**YOUR TASK:**
Pictures do not belong in the copy; quote every entry below exactly.

**EXERCISE MATERIAL:**
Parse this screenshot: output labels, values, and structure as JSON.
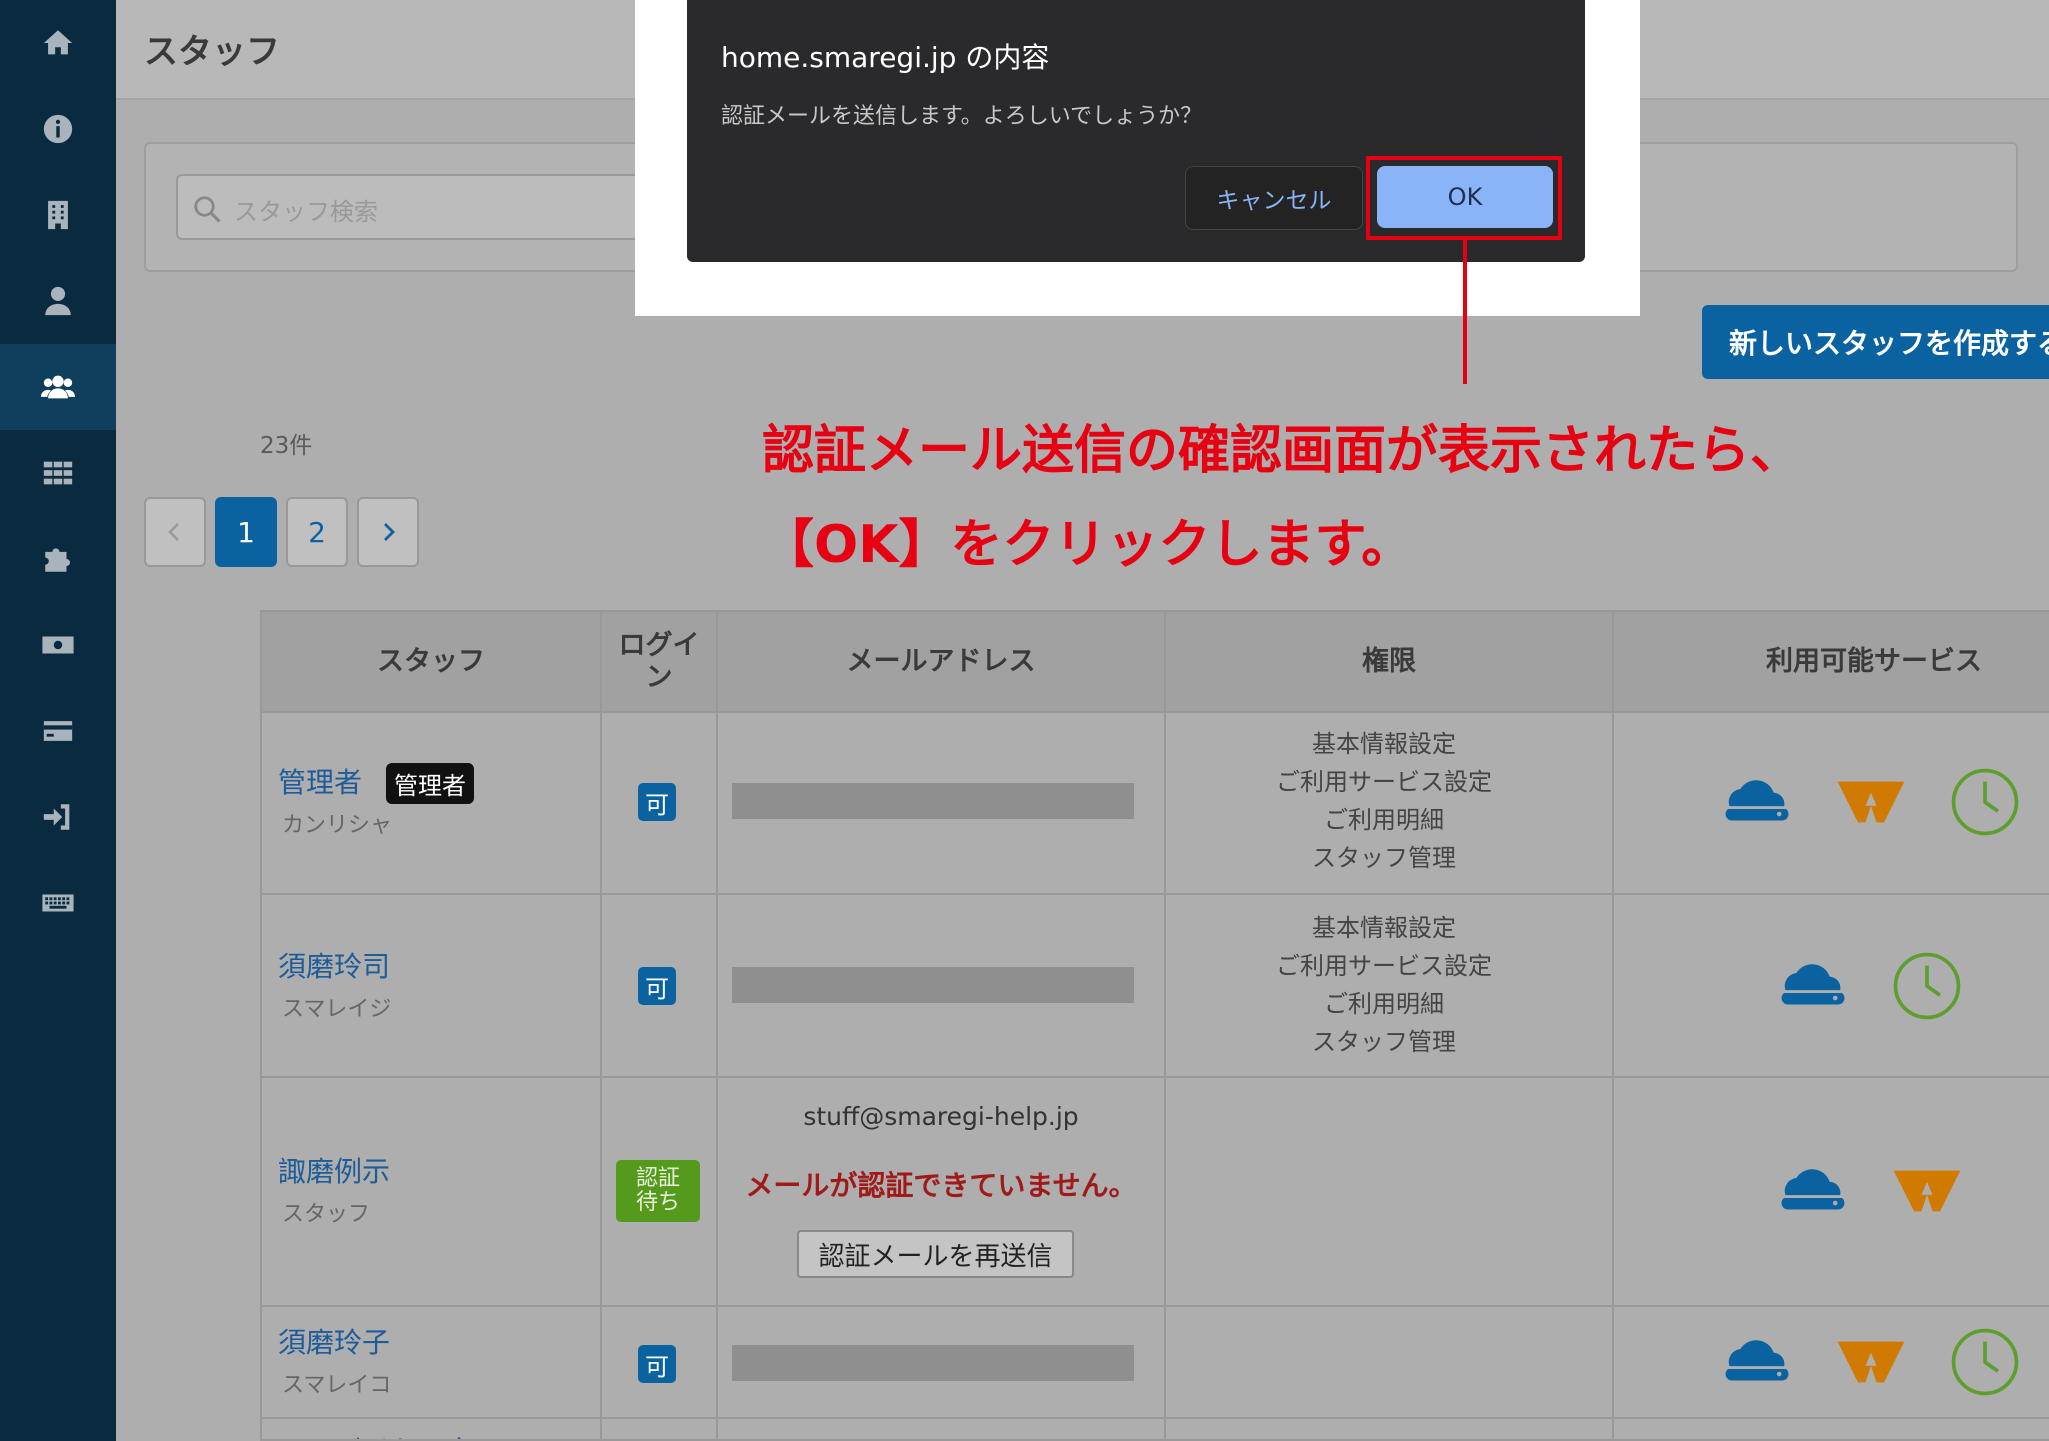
{
  "sidebar": {
    "items": [
      {
        "icon": "home-icon"
      },
      {
        "icon": "info-icon"
      },
      {
        "icon": "building-icon"
      },
      {
        "icon": "user-icon"
      },
      {
        "icon": "users-icon",
        "active": true
      },
      {
        "icon": "grid-icon"
      },
      {
        "icon": "puzzle-icon"
      },
      {
        "icon": "money-icon"
      },
      {
        "icon": "credit-card-icon"
      },
      {
        "icon": "sign-in-icon"
      },
      {
        "icon": "keyboard-icon"
      }
    ]
  },
  "header": {
    "title": "スタッフ"
  },
  "search": {
    "placeholder": "スタッフ検索"
  },
  "dialog": {
    "title": "home.smaregi.jp の内容",
    "message": "認証メールを送信します。よろしいでしょうか？",
    "cancel_label": "キャンセル",
    "ok_label": "OK"
  },
  "annotation": {
    "line1": "認証メール送信の確認画面が表示されたら、",
    "line2": "【OK】をクリックします。"
  },
  "create_button": {
    "label": "新しいスタッフを作成する",
    "icon": "plus-icon"
  },
  "count": "23件",
  "pagination": {
    "pages": [
      "1",
      "2"
    ],
    "current": "1"
  },
  "table": {
    "headers": {
      "staff": "スタッフ",
      "login_line1": "ログイ",
      "login_line2": "ン",
      "email": "メールアドレス",
      "permission": "権限",
      "services": "利用可能サービス"
    },
    "rows": [
      {
        "name": "管理者",
        "kana": "カンリシャ",
        "badge": "管理者",
        "login": "可",
        "perms": [
          "基本情報設定",
          "ご利用サービス設定",
          "ご利用明細",
          "スタッフ管理"
        ],
        "services": [
          "cloud-icon",
          "waiter-icon",
          "clock-icon"
        ]
      },
      {
        "name": "須磨玲司",
        "kana": "スマレイジ",
        "login": "可",
        "perms": [
          "基本情報設定",
          "ご利用サービス設定",
          "ご利用明細",
          "スタッフ管理"
        ],
        "services": [
          "cloud-icon",
          "clock-icon"
        ]
      },
      {
        "name": "諏磨例示",
        "kana": "スタッフ",
        "login_pending_line1": "認証",
        "login_pending_line2": "待ち",
        "email": "stuff@smaregi-help.jp",
        "warning": "メールが認証できていません。",
        "resend_label": "認証メールを再送信",
        "services": [
          "cloud-icon",
          "waiter-icon"
        ]
      },
      {
        "name": "須磨玲子",
        "kana": "スマレイコ",
        "login": "可",
        "services": [
          "cloud-icon",
          "waiter-icon",
          "clock-icon"
        ]
      },
      {
        "name": "アルバイトスタッフ"
      }
    ]
  },
  "colors": {
    "sidebar": "#0a2a3f",
    "accent": "#0a63a0",
    "annotation": "#e60012"
  }
}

**WRITTEN ANSWER:**
Parse this screenshot: output labels, values, and structure as JSON.
{
  "sidebar": {
    "items": [
      {
        "icon": "home-icon"
      },
      {
        "icon": "info-icon"
      },
      {
        "icon": "building-icon"
      },
      {
        "icon": "user-icon"
      },
      {
        "icon": "users-icon",
        "active": true
      },
      {
        "icon": "grid-icon"
      },
      {
        "icon": "puzzle-icon"
      },
      {
        "icon": "money-icon"
      },
      {
        "icon": "credit-card-icon"
      },
      {
        "icon": "sign-in-icon"
      },
      {
        "icon": "keyboard-icon"
      }
    ]
  },
  "header": {
    "title": "スタッフ"
  },
  "search": {
    "placeholder": "スタッフ検索"
  },
  "dialog": {
    "title": "home.smaregi.jp の内容",
    "message": "認証メールを送信します。よろしいでしょうか？",
    "cancel_label": "キャンセル",
    "ok_label": "OK"
  },
  "annotation": {
    "line1": "認証メール送信の確認画面が表示されたら、",
    "line2": "【OK】をクリックします。"
  },
  "create_button": {
    "label": "新しいスタッフを作成する",
    "icon": "plus-icon"
  },
  "count": "23件",
  "pagination": {
    "pages": [
      "1",
      "2"
    ],
    "current": "1"
  },
  "table": {
    "headers": {
      "staff": "スタッフ",
      "login_line1": "ログイ",
      "login_line2": "ン",
      "email": "メールアドレス",
      "permission": "権限",
      "services": "利用可能サービス"
    },
    "rows": [
      {
        "name": "管理者",
        "kana": "カンリシャ",
        "badge": "管理者",
        "login": "可",
        "perms": [
          "基本情報設定",
          "ご利用サービス設定",
          "ご利用明細",
          "スタッフ管理"
        ],
        "services": [
          "cloud-icon",
          "waiter-icon",
          "clock-icon"
        ]
      },
      {
        "name": "須磨玲司",
        "kana": "スマレイジ",
        "login": "可",
        "perms": [
          "基本情報設定",
          "ご利用サービス設定",
          "ご利用明細",
          "スタッフ管理"
        ],
        "services": [
          "cloud-icon",
          "clock-icon"
        ]
      },
      {
        "name": "諏磨例示",
        "kana": "スタッフ",
        "login_pending_line1": "認証",
        "login_pending_line2": "待ち",
        "email": "stuff@smaregi-help.jp",
        "warning": "メールが認証できていません。",
        "resend_label": "認証メールを再送信",
        "services": [
          "cloud-icon",
          "waiter-icon"
        ]
      },
      {
        "name": "須磨玲子",
        "kana": "スマレイコ",
        "login": "可",
        "services": [
          "cloud-icon",
          "waiter-icon",
          "clock-icon"
        ]
      },
      {
        "name": "アルバイトスタッフ"
      }
    ]
  },
  "colors": {
    "sidebar": "#0a2a3f",
    "accent": "#0a63a0",
    "annotation": "#e60012"
  }
}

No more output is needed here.